SOURCE MATERIAL -
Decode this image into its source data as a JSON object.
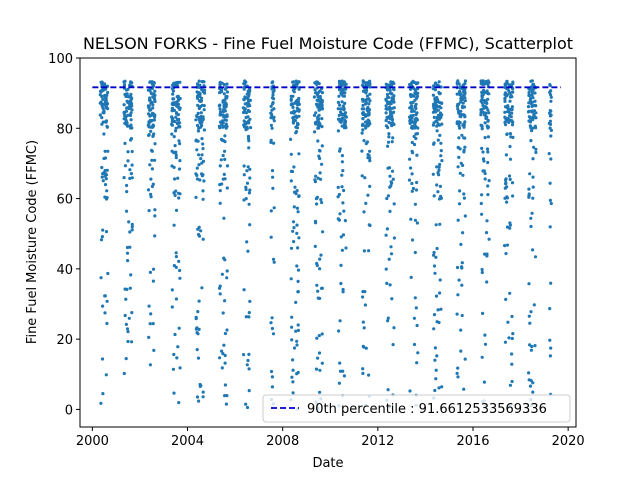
{
  "chart_data": {
    "type": "scatter",
    "title": "NELSON FORKS - Fine Fuel Moisture Code (FFMC), Scatterplot",
    "xlabel": "Date",
    "ylabel": "Fine Fuel Moisture Code (FFMC)",
    "xlim": [
      2000.0,
      2020.0
    ],
    "ylim": [
      -5,
      100
    ],
    "x_ticks": [
      2000,
      2004,
      2008,
      2012,
      2016,
      2020
    ],
    "y_ticks": [
      0,
      20,
      40,
      60,
      80,
      100
    ],
    "grid": false,
    "point_color": "#1f77b4",
    "reference_line": {
      "label": "90th percentile : 91.6612533569336",
      "value": 91.6612533569336,
      "color": "#0000cc",
      "style": "dashed"
    },
    "legend_position": "lower-right",
    "seasons": [
      {
        "year": 2000,
        "start": 2000.33,
        "end": 2000.65
      },
      {
        "year": 2001,
        "start": 2001.33,
        "end": 2001.68
      },
      {
        "year": 2002,
        "start": 2002.35,
        "end": 2002.65
      },
      {
        "year": 2003,
        "start": 2003.33,
        "end": 2003.7
      },
      {
        "year": 2004,
        "start": 2004.35,
        "end": 2004.72
      },
      {
        "year": 2005,
        "start": 2005.33,
        "end": 2005.68
      },
      {
        "year": 2006,
        "start": 2006.35,
        "end": 2006.65
      },
      {
        "year": 2007,
        "start": 2007.5,
        "end": 2007.65
      },
      {
        "year": 2008,
        "start": 2008.33,
        "end": 2008.7
      },
      {
        "year": 2009,
        "start": 2009.33,
        "end": 2009.68
      },
      {
        "year": 2010,
        "start": 2010.33,
        "end": 2010.68
      },
      {
        "year": 2011,
        "start": 2011.33,
        "end": 2011.68
      },
      {
        "year": 2012,
        "start": 2012.33,
        "end": 2012.7
      },
      {
        "year": 2013,
        "start": 2013.33,
        "end": 2013.68
      },
      {
        "year": 2014,
        "start": 2014.33,
        "end": 2014.7
      },
      {
        "year": 2015,
        "start": 2015.33,
        "end": 2015.68
      },
      {
        "year": 2016,
        "start": 2016.33,
        "end": 2016.68
      },
      {
        "year": 2017,
        "start": 2017.33,
        "end": 2017.68
      },
      {
        "year": 2018,
        "start": 2018.33,
        "end": 2018.65
      },
      {
        "year": 2019,
        "start": 2019.2,
        "end": 2019.3
      }
    ]
  }
}
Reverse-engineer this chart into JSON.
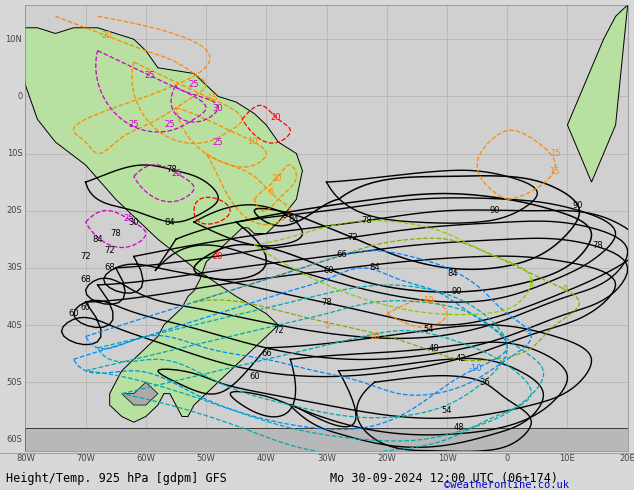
{
  "title_left": "Height/Temp. 925 hPa [gdpm] GFS",
  "title_right": "Mo 30-09-2024 12:00 UTC (06+174)",
  "credit": "©weatheronline.co.uk",
  "bg_color": "#d8d8d8",
  "land_color_green": "#b8e0a0",
  "land_color_gray": "#c8c8c8",
  "sea_color": "#d0d0d0",
  "grid_color": "#aaaaaa",
  "figsize": [
    6.34,
    4.9
  ],
  "dpi": 100,
  "title_fontsize": 8.5,
  "credit_fontsize": 7.5,
  "text_color": "#000000",
  "text_color_blue": "#0000cc",
  "bottom_bg": "#cccccc",
  "xlim": [
    -80,
    20
  ],
  "ylim": [
    -62,
    16
  ],
  "xticks": [
    -80,
    -70,
    -60,
    -50,
    -40,
    -30,
    -20,
    -10,
    0,
    10,
    20
  ],
  "yticks": [
    -60,
    -50,
    -40,
    -30,
    -20,
    -10,
    0,
    10
  ],
  "xlabel_offset_y": -63.5,
  "lon_labels": [
    "80W",
    "70W",
    "60W",
    "50W",
    "40W",
    "30W",
    "20W",
    "10W",
    "0",
    "10E",
    "20E"
  ],
  "lat_labels": [
    "60S",
    "50S",
    "40S",
    "30S",
    "20S",
    "10S",
    "0",
    "10N"
  ]
}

WHAT YOU NEED TO DO -
Give only the number of lines in the data that hold the word "Fuel".

SOLUTION TO THIS EXERCISE -
2